**Data for this exercise:**
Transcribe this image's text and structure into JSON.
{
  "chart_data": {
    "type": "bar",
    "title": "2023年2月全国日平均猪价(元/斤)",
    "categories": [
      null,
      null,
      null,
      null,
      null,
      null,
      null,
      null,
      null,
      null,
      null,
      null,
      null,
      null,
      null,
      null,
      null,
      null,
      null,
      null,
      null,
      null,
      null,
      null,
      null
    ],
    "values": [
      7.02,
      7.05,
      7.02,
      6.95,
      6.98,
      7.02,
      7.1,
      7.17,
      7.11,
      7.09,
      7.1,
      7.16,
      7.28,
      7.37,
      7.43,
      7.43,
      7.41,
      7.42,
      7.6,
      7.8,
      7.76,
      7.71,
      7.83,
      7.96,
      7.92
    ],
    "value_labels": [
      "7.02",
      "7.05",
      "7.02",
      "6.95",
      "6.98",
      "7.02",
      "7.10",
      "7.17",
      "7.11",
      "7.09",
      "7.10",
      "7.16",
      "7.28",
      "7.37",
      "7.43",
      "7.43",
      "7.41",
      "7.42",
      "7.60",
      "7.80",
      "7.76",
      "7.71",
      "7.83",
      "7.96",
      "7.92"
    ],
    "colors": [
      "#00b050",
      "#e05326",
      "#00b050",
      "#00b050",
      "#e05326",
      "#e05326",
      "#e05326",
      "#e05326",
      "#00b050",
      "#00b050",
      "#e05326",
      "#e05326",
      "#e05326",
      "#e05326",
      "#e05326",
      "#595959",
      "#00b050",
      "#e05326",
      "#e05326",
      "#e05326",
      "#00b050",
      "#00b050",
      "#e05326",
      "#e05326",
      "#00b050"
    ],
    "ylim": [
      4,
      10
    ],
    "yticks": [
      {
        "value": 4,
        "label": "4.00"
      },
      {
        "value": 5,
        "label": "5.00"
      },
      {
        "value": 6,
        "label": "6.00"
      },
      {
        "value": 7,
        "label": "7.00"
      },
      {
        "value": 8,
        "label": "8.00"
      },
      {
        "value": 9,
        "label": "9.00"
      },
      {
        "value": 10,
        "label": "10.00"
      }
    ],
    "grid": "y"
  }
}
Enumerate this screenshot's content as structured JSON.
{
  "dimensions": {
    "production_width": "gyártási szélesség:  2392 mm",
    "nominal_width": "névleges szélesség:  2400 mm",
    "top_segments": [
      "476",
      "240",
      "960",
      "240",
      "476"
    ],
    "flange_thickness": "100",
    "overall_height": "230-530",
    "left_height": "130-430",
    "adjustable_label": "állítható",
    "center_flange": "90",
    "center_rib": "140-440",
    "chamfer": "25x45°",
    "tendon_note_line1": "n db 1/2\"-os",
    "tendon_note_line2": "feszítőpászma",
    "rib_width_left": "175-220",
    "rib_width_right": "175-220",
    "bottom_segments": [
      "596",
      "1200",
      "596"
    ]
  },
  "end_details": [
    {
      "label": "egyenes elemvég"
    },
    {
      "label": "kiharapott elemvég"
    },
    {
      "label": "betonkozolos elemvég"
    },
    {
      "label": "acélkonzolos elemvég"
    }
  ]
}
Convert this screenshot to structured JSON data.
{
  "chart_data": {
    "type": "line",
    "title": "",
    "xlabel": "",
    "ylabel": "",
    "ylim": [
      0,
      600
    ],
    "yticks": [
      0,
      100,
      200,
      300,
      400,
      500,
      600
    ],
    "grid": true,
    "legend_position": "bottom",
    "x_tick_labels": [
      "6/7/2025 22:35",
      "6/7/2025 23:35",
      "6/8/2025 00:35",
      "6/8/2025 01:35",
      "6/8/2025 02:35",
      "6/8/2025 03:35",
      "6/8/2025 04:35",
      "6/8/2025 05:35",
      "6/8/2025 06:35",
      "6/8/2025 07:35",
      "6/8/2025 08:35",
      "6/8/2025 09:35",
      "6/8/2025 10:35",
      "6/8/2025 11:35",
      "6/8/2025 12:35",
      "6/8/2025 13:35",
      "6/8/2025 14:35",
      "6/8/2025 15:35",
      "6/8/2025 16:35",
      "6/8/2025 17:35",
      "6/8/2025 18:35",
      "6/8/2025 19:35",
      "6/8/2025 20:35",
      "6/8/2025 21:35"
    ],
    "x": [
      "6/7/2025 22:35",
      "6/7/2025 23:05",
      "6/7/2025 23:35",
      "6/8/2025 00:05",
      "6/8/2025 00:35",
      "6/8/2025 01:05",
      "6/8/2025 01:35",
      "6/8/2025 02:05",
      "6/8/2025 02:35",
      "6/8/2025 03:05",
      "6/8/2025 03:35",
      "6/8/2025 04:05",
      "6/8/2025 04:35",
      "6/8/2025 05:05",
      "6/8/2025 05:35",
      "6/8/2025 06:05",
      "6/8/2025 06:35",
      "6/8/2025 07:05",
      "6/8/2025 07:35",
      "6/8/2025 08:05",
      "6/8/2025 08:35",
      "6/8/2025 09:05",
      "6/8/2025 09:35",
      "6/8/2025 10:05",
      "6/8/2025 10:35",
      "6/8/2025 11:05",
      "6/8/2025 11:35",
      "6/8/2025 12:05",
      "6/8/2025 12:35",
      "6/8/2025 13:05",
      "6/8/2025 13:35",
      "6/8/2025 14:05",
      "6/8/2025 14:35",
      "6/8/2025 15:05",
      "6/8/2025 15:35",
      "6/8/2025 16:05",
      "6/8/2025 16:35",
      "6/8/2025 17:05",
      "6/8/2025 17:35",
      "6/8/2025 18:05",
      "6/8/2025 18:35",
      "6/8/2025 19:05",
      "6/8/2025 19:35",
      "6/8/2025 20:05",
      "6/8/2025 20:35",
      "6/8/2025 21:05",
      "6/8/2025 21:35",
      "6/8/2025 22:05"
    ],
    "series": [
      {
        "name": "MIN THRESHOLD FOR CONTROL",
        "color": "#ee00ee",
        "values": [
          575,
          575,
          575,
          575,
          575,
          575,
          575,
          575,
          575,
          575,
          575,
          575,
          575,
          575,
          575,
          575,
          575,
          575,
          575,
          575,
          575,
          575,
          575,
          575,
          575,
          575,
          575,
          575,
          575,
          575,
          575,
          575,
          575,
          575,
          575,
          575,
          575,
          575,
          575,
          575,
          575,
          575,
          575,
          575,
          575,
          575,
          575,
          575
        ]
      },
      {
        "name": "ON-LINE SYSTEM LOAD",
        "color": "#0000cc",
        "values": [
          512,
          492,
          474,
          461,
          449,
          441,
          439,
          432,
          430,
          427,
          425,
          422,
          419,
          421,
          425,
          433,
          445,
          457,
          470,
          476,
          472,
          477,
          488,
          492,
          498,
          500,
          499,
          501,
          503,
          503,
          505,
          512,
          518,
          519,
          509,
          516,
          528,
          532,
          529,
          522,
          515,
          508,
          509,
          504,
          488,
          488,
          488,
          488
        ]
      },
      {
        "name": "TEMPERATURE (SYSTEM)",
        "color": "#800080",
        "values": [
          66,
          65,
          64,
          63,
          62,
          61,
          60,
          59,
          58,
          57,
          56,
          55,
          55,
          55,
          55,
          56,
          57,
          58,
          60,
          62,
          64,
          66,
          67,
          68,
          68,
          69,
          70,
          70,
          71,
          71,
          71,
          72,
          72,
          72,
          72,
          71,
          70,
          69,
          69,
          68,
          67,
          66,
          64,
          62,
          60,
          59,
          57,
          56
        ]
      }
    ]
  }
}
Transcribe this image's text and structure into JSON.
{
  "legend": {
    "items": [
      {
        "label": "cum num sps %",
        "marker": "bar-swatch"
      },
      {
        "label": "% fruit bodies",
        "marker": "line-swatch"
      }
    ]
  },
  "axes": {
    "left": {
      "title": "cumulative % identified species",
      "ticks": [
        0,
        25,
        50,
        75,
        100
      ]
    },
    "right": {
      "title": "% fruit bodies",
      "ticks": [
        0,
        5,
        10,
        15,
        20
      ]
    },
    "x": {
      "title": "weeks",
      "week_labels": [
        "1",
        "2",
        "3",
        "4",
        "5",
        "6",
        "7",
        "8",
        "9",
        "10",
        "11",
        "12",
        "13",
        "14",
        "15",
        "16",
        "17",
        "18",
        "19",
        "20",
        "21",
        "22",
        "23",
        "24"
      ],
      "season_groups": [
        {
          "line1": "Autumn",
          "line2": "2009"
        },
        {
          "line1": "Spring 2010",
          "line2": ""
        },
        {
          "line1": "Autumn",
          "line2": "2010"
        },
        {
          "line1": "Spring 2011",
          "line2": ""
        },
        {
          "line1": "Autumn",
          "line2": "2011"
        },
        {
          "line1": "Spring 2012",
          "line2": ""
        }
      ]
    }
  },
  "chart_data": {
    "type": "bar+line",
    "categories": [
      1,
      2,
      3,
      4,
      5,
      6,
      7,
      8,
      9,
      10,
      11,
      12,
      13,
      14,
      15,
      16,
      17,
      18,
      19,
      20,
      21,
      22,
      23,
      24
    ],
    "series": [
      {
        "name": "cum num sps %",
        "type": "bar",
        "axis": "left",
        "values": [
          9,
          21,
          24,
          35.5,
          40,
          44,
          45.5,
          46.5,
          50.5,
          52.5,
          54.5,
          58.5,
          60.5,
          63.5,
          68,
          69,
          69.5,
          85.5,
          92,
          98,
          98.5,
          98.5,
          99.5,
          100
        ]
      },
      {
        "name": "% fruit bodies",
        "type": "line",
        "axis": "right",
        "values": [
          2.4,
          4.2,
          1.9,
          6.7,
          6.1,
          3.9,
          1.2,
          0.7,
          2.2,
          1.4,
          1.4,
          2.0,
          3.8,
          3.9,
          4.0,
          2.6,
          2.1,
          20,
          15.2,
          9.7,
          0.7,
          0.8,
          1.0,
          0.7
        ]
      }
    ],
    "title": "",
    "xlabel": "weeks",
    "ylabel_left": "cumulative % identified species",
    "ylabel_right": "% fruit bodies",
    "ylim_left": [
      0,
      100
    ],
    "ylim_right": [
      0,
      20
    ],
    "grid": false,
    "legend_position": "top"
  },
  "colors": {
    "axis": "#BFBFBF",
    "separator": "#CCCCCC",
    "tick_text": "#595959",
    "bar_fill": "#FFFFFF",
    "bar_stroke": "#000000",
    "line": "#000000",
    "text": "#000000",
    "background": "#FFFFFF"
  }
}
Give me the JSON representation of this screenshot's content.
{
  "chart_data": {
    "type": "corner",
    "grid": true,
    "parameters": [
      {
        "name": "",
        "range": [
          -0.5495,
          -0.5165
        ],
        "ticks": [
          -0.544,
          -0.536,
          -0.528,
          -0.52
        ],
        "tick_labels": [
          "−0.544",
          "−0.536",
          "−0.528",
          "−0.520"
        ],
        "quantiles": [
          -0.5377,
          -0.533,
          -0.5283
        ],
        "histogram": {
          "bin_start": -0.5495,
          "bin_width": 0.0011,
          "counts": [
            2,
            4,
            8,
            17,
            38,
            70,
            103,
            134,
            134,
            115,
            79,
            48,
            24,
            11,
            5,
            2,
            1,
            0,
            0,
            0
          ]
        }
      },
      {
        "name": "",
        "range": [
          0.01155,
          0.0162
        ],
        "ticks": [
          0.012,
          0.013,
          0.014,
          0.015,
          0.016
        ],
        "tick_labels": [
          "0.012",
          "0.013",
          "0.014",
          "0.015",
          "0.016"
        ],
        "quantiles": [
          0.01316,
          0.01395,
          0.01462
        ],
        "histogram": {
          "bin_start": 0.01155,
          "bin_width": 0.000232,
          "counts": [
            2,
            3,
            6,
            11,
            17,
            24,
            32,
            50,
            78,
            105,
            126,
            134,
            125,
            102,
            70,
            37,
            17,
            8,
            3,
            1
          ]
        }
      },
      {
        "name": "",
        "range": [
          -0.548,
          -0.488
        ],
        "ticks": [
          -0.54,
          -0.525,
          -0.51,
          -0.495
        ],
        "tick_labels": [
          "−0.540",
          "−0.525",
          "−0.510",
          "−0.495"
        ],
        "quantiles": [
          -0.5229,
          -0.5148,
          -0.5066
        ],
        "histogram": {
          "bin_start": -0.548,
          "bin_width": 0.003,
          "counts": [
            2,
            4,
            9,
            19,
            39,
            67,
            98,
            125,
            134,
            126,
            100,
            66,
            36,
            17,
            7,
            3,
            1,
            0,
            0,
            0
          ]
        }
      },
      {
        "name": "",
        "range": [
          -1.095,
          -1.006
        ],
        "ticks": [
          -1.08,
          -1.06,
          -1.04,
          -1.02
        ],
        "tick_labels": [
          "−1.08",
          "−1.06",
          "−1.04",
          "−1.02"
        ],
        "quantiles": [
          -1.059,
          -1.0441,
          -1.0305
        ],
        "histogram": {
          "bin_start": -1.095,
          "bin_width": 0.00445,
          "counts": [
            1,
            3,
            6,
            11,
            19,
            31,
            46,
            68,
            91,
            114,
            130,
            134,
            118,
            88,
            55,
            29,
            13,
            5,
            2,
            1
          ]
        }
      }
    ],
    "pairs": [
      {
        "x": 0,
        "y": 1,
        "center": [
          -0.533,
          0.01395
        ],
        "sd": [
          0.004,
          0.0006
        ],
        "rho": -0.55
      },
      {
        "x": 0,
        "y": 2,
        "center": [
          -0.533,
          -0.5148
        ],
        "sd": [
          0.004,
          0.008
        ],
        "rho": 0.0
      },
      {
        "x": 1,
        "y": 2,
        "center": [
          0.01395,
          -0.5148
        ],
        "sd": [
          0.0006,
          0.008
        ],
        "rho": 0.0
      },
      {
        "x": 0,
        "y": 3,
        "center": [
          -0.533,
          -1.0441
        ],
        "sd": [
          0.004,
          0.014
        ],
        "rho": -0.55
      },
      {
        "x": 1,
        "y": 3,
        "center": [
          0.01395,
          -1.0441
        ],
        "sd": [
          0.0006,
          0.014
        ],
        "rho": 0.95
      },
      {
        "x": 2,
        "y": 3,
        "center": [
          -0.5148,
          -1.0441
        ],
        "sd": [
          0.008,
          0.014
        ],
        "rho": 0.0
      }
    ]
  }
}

**Exercise details:** Look through the listing and extract every line with "marker" in it.

**Full response:**
        "marker": "bar-swatch"
        "marker": "line-swatch"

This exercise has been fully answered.